Goal of the exercise | Take each line that has the word "cash" and return it.

---------- Material supplied ----------

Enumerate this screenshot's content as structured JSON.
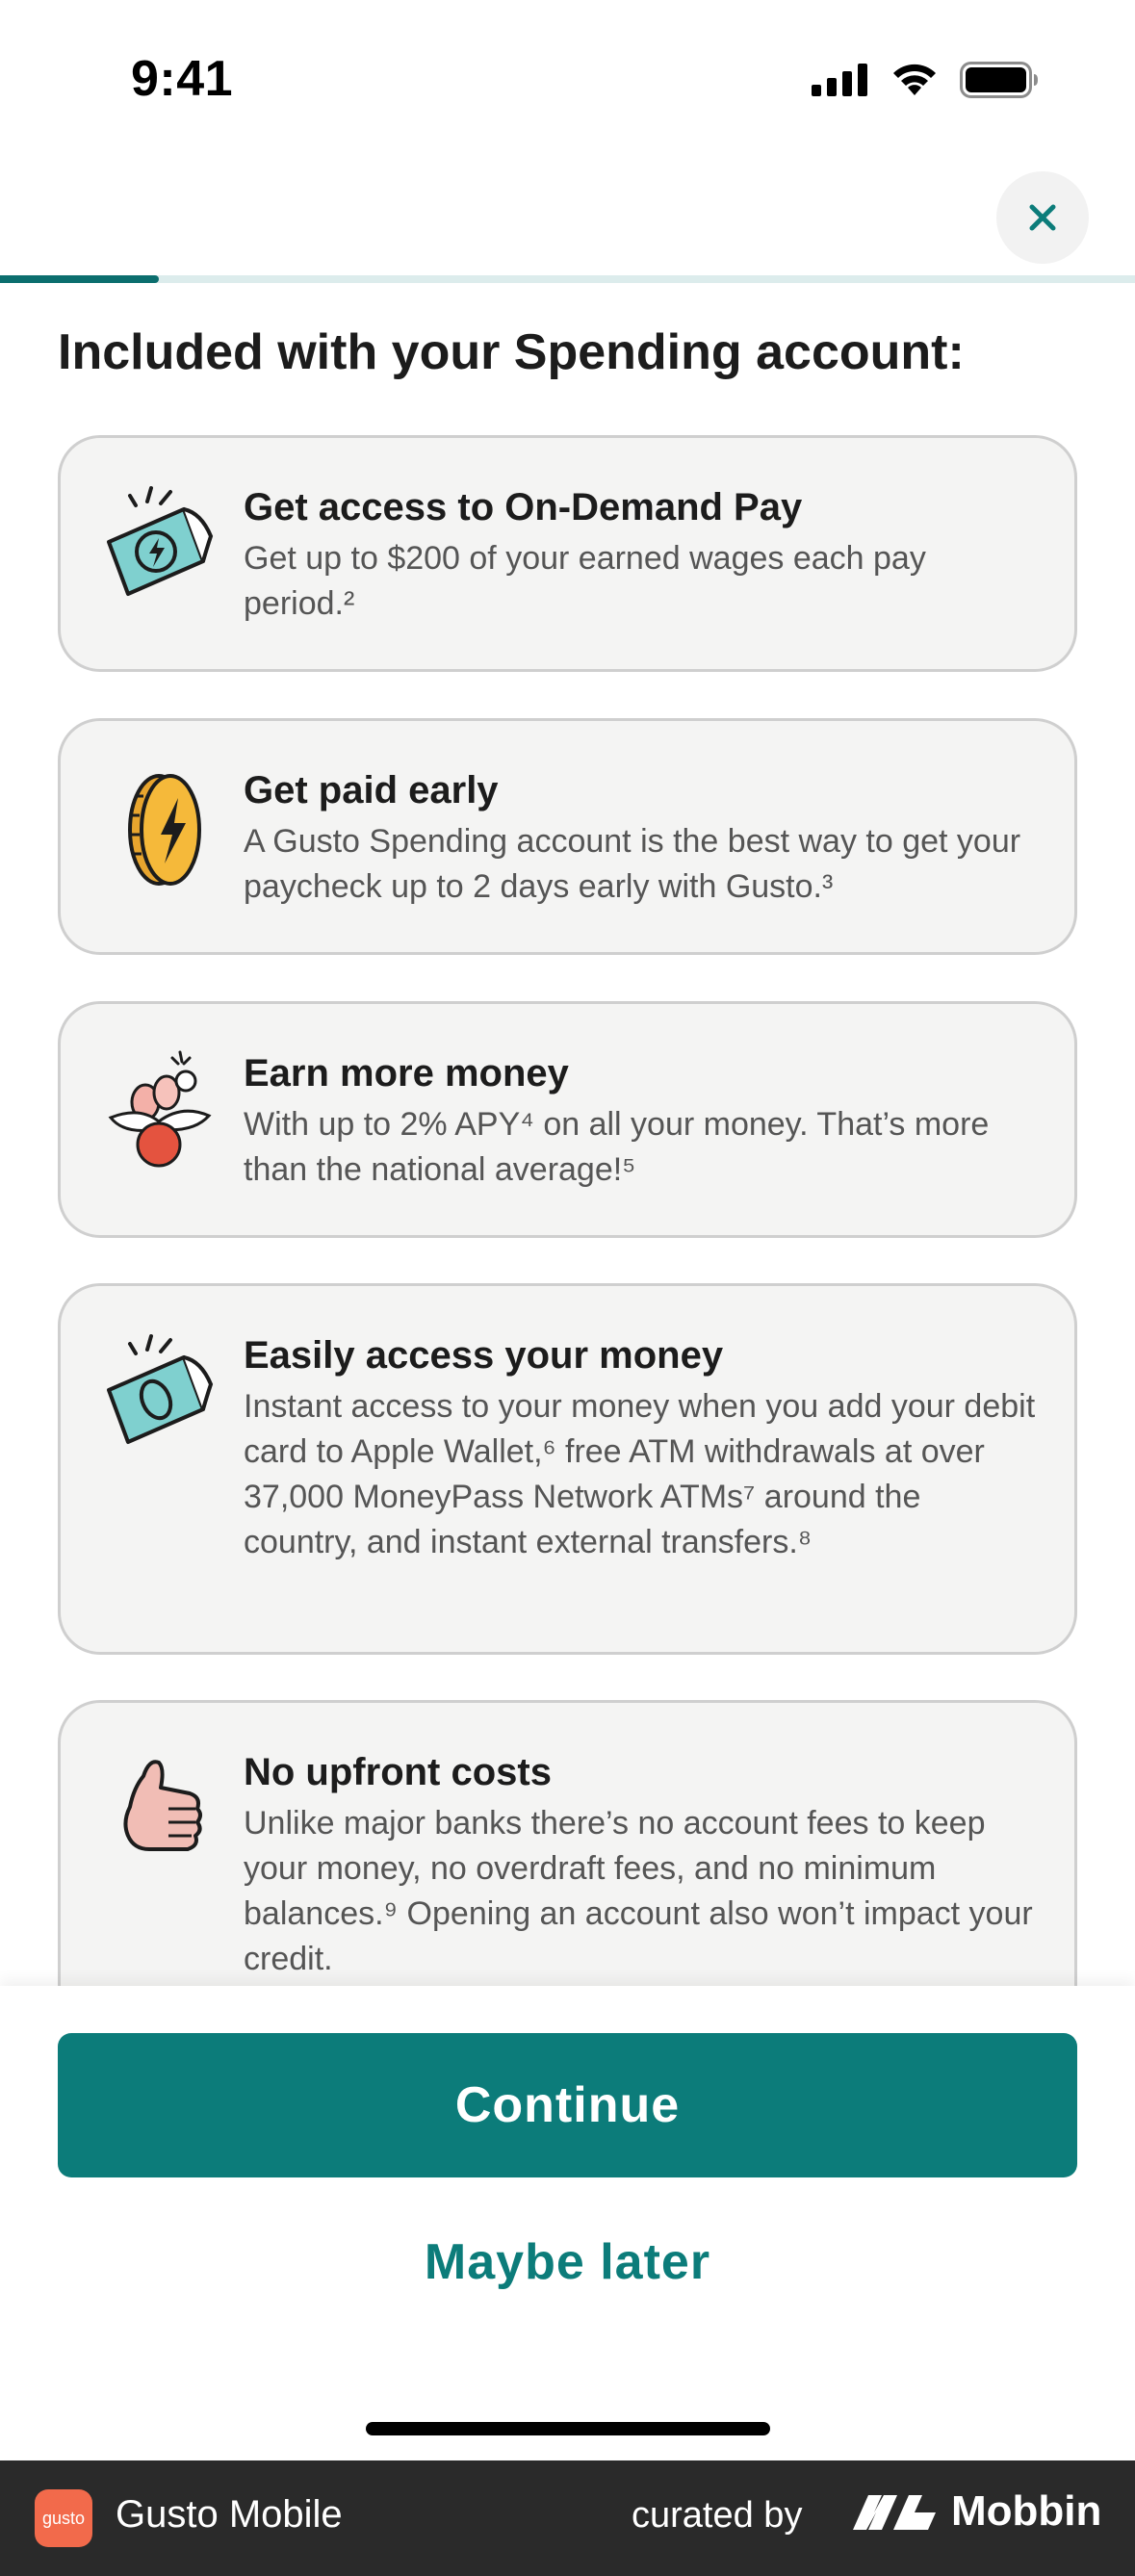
{
  "status_bar": {
    "time": "9:41"
  },
  "header": {
    "close_label": "×",
    "progress_fraction": 0.14
  },
  "heading": "Included with your Spending account:",
  "cards": [
    {
      "icon": "cash-bolt-icon",
      "title": "Get access to On-Demand Pay",
      "body": "Get up to $200 of your earned wages each pay period.²"
    },
    {
      "icon": "coin-bolt-icon",
      "title": "Get paid early",
      "body": "A Gusto Spending account is the best way to get your paycheck up to 2 days early with Gusto.³"
    },
    {
      "icon": "flower-pot-icon",
      "title": "Earn more money",
      "body": "With up to 2% APY⁴ on all your money. That’s more than the national average!⁵"
    },
    {
      "icon": "cash-bill-icon",
      "title": "Easily access your money",
      "body": "Instant access to your money when you add your debit card to Apple Wallet,⁶ free ATM withdrawals at over 37,000 MoneyPass Network ATMs⁷ around the country, and instant external transfers.⁸"
    },
    {
      "icon": "thumbs-up-icon",
      "title": "No upfront costs",
      "body": "Unlike major banks there’s no account fees to keep your money, no overdraft fees, and no minimum balances.⁹ Opening an account also won’t impact your credit."
    }
  ],
  "actions": {
    "continue_label": "Continue",
    "maybe_later_label": "Maybe later"
  },
  "footer": {
    "logo_text": "gusto",
    "app_name": "Gusto Mobile",
    "curated_by": "curated by",
    "brand": "Mobbin"
  },
  "colors": {
    "accent": "#0c7c7a",
    "progress_track": "#dcecec",
    "card_bg": "#f4f4f3",
    "footer_bg": "#2a2a2a",
    "logo_bg": "#f26a4b"
  }
}
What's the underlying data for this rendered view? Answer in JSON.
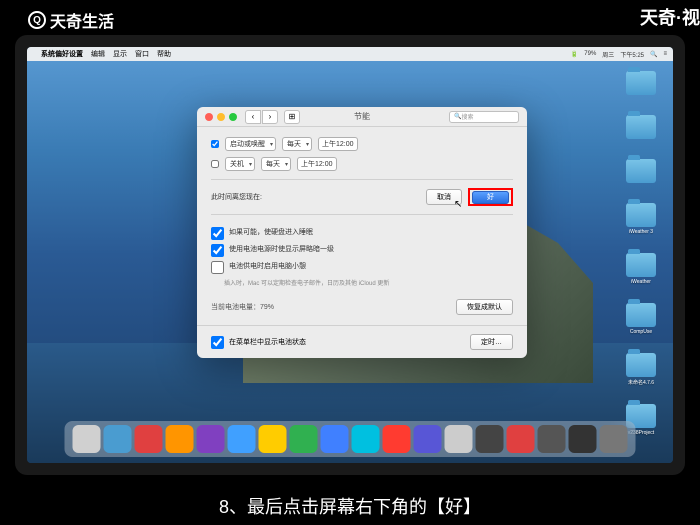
{
  "watermark": {
    "topleft": "天奇生活",
    "topright": "天奇·视"
  },
  "menubar": {
    "apple": "",
    "app": "系统偏好设置",
    "items": [
      "编辑",
      "显示",
      "窗口",
      "帮助"
    ],
    "right": {
      "battery": "79%",
      "day": "周三",
      "time": "下午5:25"
    }
  },
  "desktop": {
    "icons": [
      {
        "label": ""
      },
      {
        "label": ""
      },
      {
        "label": ""
      },
      {
        "label": "iWeather 3"
      },
      {
        "label": "iWeather"
      },
      {
        "label": "CompUse"
      },
      {
        "label": "未命名4.7.6"
      },
      {
        "label": "v238Project"
      }
    ]
  },
  "prefs": {
    "title": "节能",
    "search_placeholder": "搜索",
    "schedule": {
      "startup_check": true,
      "startup_label": "启动或唤醒",
      "startup_freq": "每天",
      "startup_time": "上午12:00",
      "shutdown_check": false,
      "shutdown_label": "关机",
      "shutdown_freq": "每天",
      "shutdown_time": "上午12:00"
    },
    "dialog": {
      "message": "此时间离您现在:",
      "cancel": "取消",
      "ok": "好"
    },
    "options": {
      "opt1": "如果可能，使硬盘进入睡眠",
      "opt2": "使用电池电源时使显示屏略暗一级",
      "opt3": "电池供电时启用电脑小憩",
      "opt3_sub": "插入时，Mac 可以定期检查电子邮件，日历及其他 iCloud 更新"
    },
    "battery_status": "当前电池电量：79%",
    "restore_defaults": "恢复成默认",
    "show_in_menubar_check": true,
    "show_in_menubar": "在菜单栏中显示电池状态",
    "schedule_btn": "定时…"
  },
  "dock_colors": [
    "#d0d0d0",
    "#4a9cd0",
    "#e04040",
    "#ff9500",
    "#8040c0",
    "#40a0ff",
    "#ffcc00",
    "#30b050",
    "#4080ff",
    "#00c0e0",
    "#ff3b30",
    "#5856d6",
    "#ccc",
    "#444",
    "#e04040",
    "#555",
    "#333",
    "#777"
  ],
  "caption": "8、最后点击屏幕右下角的【好】"
}
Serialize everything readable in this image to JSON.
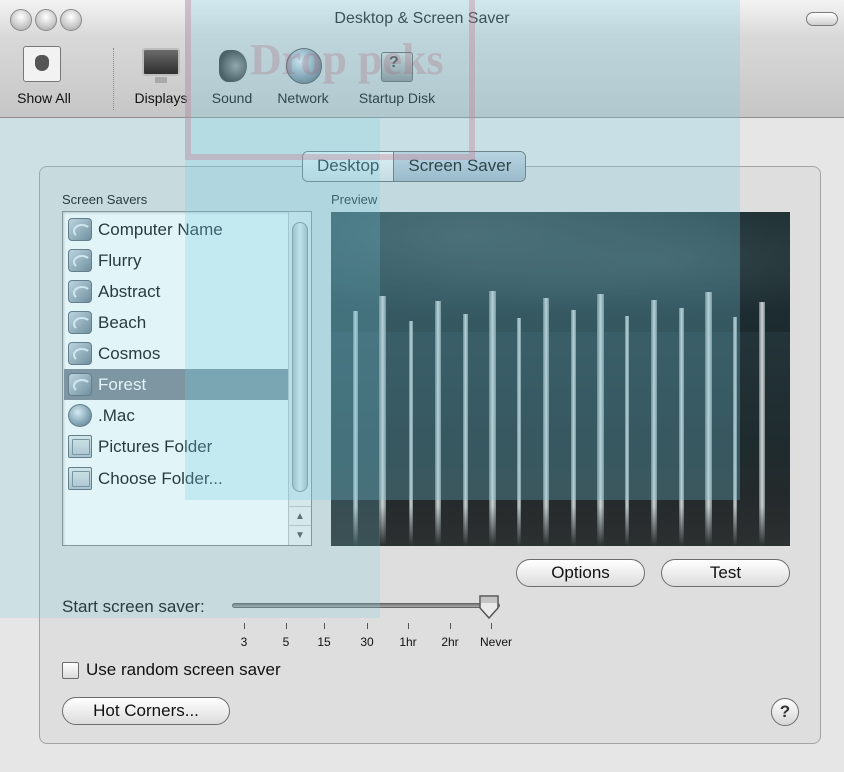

----------

The solution |
      "icon": "cash-bolt-icon",
      "icon": "cash-bill-icon",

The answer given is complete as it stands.